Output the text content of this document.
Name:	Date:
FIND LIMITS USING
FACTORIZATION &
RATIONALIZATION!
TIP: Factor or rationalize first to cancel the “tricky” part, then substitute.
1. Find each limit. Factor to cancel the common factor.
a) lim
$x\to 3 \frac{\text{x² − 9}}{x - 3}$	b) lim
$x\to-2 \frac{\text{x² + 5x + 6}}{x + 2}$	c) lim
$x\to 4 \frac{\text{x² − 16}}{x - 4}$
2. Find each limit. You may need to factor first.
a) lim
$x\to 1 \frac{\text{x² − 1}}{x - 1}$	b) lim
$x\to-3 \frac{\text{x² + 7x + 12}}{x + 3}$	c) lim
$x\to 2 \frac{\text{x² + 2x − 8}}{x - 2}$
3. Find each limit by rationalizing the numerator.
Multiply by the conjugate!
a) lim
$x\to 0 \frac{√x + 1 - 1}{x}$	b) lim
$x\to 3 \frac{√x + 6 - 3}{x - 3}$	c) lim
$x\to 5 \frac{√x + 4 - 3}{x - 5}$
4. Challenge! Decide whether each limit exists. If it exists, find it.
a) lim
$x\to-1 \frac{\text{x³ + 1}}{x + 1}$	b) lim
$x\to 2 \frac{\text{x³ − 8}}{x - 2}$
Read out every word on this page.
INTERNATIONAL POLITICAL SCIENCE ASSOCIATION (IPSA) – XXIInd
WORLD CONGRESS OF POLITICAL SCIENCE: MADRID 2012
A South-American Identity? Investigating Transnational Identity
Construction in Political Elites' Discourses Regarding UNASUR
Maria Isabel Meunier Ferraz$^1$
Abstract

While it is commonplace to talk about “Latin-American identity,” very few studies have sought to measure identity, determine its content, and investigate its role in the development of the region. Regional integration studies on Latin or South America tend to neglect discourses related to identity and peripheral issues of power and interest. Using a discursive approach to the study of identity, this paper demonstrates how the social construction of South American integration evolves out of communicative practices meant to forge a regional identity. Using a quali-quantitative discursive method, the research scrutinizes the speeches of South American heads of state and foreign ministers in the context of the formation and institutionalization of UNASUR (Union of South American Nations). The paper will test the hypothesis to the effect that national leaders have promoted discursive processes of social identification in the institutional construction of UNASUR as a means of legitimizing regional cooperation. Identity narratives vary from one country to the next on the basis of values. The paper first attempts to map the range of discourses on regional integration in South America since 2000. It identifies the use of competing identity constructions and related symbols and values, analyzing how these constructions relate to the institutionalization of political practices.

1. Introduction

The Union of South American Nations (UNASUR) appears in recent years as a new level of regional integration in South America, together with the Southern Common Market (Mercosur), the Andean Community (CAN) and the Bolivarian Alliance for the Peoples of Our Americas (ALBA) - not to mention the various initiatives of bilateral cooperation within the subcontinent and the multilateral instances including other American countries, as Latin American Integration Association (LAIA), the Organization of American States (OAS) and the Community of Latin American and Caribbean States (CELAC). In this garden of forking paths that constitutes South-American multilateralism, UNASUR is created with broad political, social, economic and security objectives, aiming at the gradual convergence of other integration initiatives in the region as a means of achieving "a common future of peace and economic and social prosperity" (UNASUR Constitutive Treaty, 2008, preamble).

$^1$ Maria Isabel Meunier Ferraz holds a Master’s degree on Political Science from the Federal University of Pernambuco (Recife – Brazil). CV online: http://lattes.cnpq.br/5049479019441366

----

Extract the complete data, matching each line exactly.

Output the text content of this document.
Name:	Date:
FIND LIMITS USING
FACTORIZATION &
RATIONALIZATION!
TIP: Factor or rationalize first to cancel the “tricky” part, then substitute.
1. Find each limit. Factor to cancel the common factor.
a) lim
$x\to 3 \frac{\text{x² − 9}}{x - 3}$	b) lim
$x\to-2 \frac{\text{x² + 5x + 6}}{x + 2}$	c) lim
$x\to 4 \frac{\text{x² − 16}}{x - 4}$
2. Find each limit. You may need to factor first.
a) lim
$x\to 1 \frac{\text{x² − 1}}{x - 1}$	b) lim
$x\to-3 \frac{\text{x² + 7x + 12}}{x + 3}$	c) lim
$x\to 2 \frac{\text{x² + 2x − 8}}{x - 2}$
3. Find each limit by rationalizing the numerator.
Multiply by the conjugate!
a) lim
$x\to 0 \frac{√x + 1 - 1}{x}$	b) lim
$x\to 3 \frac{√x + 6 - 3}{x - 3}$	c) lim
$x\to 5 \frac{√x + 4 - 3}{x - 5}$
4. Challenge! Decide whether each limit exists. If it exists, find it.
a) lim
$x\to-1 \frac{\text{x³ + 1}}{x + 1}$	b) lim
$x\to 2 \frac{\text{x³ − 8}}{x - 2}$
Read out every word on this page.
INTERNATIONAL POLITICAL SCIENCE ASSOCIATION (IPSA) – XXIInd
WORLD CONGRESS OF POLITICAL SCIENCE: MADRID 2012
A South-American Identity? Investigating Transnational Identity
Construction in Political Elites' Discourses Regarding UNASUR
Maria Isabel Meunier Ferraz$^1$
Abstract

While it is commonplace to talk about “Latin-American identity,” very few studies have sought to measure identity, determine its content, and investigate its role in the development of the region. Regional integration studies on Latin or South America tend to neglect discourses related to identity and peripheral issues of power and interest. Using a discursive approach to the study of identity, this paper demonstrates how the social construction of South American integration evolves out of communicative practices meant to forge a regional identity. Using a quali-quantitative discursive method, the research scrutinizes the speeches of South American heads of state and foreign ministers in the context of the formation and institutionalization of UNASUR (Union of South American Nations). The paper will test the hypothesis to the effect that national leaders have promoted discursive processes of social identification in the institutional construction of UNASUR as a means of legitimizing regional cooperation. Identity narratives vary from one country to the next on the basis of values. The paper first attempts to map the range of discourses on regional integration in South America since 2000. It identifies the use of competing identity constructions and related symbols and values, analyzing how these constructions relate to the institutionalization of political practices.

1. Introduction

The Union of South American Nations (UNASUR) appears in recent years as a new level of regional integration in South America, together with the Southern Common Market (Mercosur), the Andean Community (CAN) and the Bolivarian Alliance for the Peoples of Our Americas (ALBA) - not to mention the various initiatives of bilateral cooperation within the subcontinent and the multilateral instances including other American countries, as Latin American Integration Association (LAIA), the Organization of American States (OAS) and the Community of Latin American and Caribbean States (CELAC). In this garden of forking paths that constitutes South-American multilateralism, UNASUR is created with broad political, social, economic and security objectives, aiming at the gradual convergence of other integration initiatives in the region as a means of achieving "a common future of peace and economic and social prosperity" (UNASUR Constitutive Treaty, 2008, preamble).

$^1$ Maria Isabel Meunier Ferraz holds a Master’s degree on Political Science from the Federal University of Pernambuco (Recife – Brazil). CV online: http://lattes.cnpq.br/5049479019441366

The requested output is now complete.